--- BEGIN ---
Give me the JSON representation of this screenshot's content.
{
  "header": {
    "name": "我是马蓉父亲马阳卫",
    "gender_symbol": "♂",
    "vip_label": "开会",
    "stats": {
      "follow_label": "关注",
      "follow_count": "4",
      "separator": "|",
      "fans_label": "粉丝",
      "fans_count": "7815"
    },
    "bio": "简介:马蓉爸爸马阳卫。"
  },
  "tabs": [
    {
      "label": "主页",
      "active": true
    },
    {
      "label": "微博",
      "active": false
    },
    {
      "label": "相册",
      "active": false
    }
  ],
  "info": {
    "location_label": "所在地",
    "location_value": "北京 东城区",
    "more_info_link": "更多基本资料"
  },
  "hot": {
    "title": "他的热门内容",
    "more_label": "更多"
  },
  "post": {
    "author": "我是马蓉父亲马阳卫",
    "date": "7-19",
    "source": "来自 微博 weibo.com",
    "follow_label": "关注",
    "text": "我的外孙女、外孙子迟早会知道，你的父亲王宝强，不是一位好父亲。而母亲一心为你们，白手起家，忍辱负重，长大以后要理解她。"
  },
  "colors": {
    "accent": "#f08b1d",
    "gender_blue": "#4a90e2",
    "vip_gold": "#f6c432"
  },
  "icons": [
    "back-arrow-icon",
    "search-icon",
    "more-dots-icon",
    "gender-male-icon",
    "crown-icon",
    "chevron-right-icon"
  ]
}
--- END ---
Write out the entire listing exactly.

Give me the JSON representation of this screenshot's content.
{
  "header": {
    "name": "我是马蓉父亲马阳卫",
    "gender_symbol": "♂",
    "vip_label": "开会",
    "stats": {
      "follow_label": "关注",
      "follow_count": "4",
      "separator": "|",
      "fans_label": "粉丝",
      "fans_count": "7815"
    },
    "bio": "简介:马蓉爸爸马阳卫。"
  },
  "tabs": [
    {
      "label": "主页",
      "active": true
    },
    {
      "label": "微博",
      "active": false
    },
    {
      "label": "相册",
      "active": false
    }
  ],
  "info": {
    "location_label": "所在地",
    "location_value": "北京 东城区",
    "more_info_link": "更多基本资料"
  },
  "hot": {
    "title": "他的热门内容",
    "more_label": "更多"
  },
  "post": {
    "author": "我是马蓉父亲马阳卫",
    "date": "7-19",
    "source": "来自 微博 weibo.com",
    "follow_label": "关注",
    "text": "我的外孙女、外孙子迟早会知道，你的父亲王宝强，不是一位好父亲。而母亲一心为你们，白手起家，忍辱负重，长大以后要理解她。"
  },
  "colors": {
    "accent": "#f08b1d",
    "gender_blue": "#4a90e2",
    "vip_gold": "#f6c432"
  },
  "icons": [
    "back-arrow-icon",
    "search-icon",
    "more-dots-icon",
    "gender-male-icon",
    "crown-icon",
    "chevron-right-icon"
  ]
}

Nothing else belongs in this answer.